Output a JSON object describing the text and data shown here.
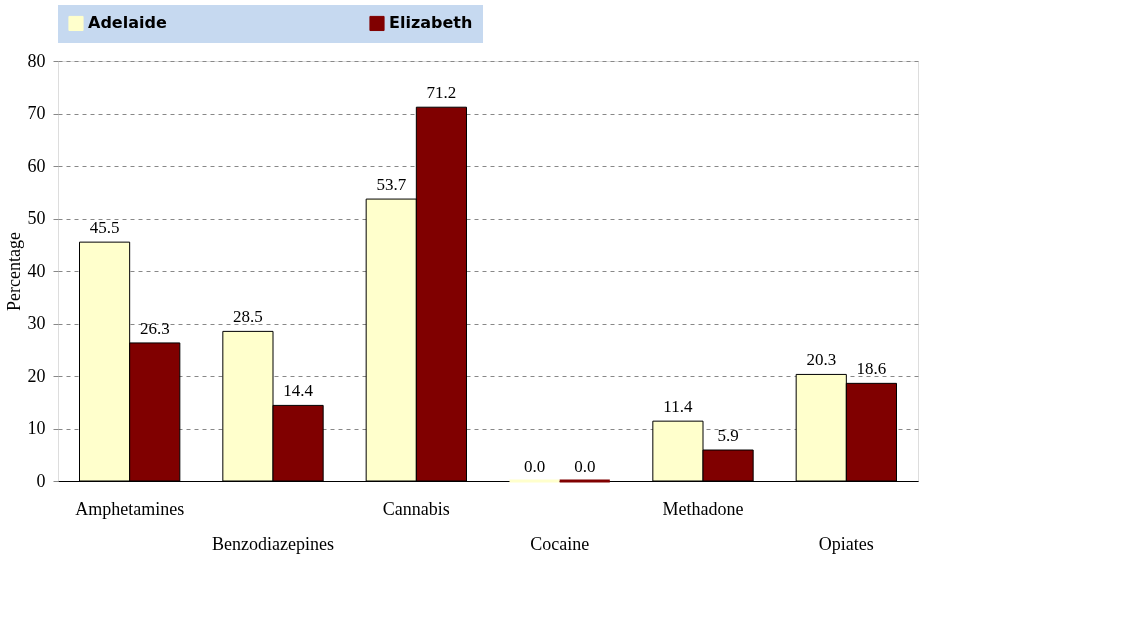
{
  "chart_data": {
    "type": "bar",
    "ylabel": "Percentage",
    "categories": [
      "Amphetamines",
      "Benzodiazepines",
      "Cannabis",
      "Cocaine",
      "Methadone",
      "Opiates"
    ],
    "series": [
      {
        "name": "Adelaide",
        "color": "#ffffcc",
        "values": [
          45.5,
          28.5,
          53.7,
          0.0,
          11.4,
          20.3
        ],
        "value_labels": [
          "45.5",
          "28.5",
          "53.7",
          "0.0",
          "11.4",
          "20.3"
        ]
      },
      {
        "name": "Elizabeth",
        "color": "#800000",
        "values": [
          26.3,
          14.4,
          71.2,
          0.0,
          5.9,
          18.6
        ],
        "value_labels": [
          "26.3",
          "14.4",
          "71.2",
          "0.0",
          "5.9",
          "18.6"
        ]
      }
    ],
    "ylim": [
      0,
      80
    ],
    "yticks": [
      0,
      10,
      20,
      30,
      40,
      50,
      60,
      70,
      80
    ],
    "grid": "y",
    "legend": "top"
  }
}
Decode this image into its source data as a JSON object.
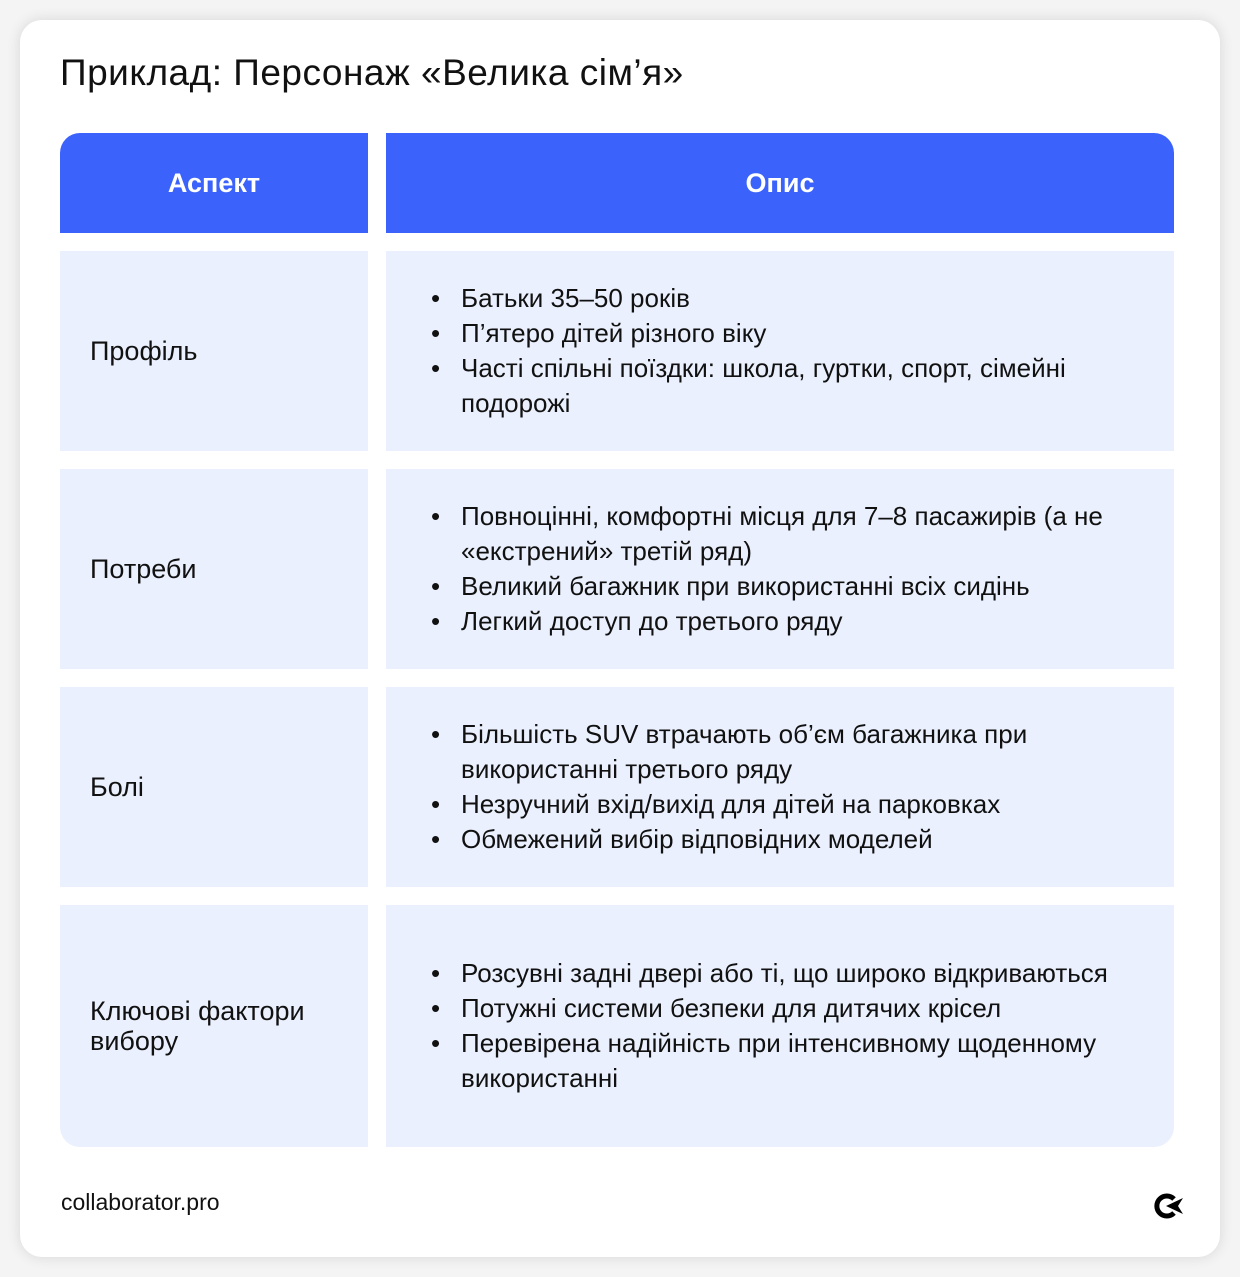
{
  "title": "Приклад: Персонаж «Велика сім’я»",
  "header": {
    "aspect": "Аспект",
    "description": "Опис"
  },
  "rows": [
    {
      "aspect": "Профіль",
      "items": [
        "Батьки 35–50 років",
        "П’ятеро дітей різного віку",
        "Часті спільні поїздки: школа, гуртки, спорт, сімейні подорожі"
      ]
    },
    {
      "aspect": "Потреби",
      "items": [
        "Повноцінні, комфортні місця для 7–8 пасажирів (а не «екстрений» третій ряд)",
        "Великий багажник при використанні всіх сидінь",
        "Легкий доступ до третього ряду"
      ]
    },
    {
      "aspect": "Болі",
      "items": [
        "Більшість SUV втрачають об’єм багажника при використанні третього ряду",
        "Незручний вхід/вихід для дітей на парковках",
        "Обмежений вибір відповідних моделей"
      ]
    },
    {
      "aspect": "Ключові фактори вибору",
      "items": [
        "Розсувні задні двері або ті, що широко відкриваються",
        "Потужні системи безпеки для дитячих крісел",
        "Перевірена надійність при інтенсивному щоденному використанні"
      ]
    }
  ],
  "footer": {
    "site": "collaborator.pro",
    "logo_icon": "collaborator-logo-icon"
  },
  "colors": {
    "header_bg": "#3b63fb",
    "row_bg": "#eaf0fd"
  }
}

━━━━━━

* THE REQUEST *
Answer only with how many lines in the records include "ряду".

* ANSWER IN FULL *
2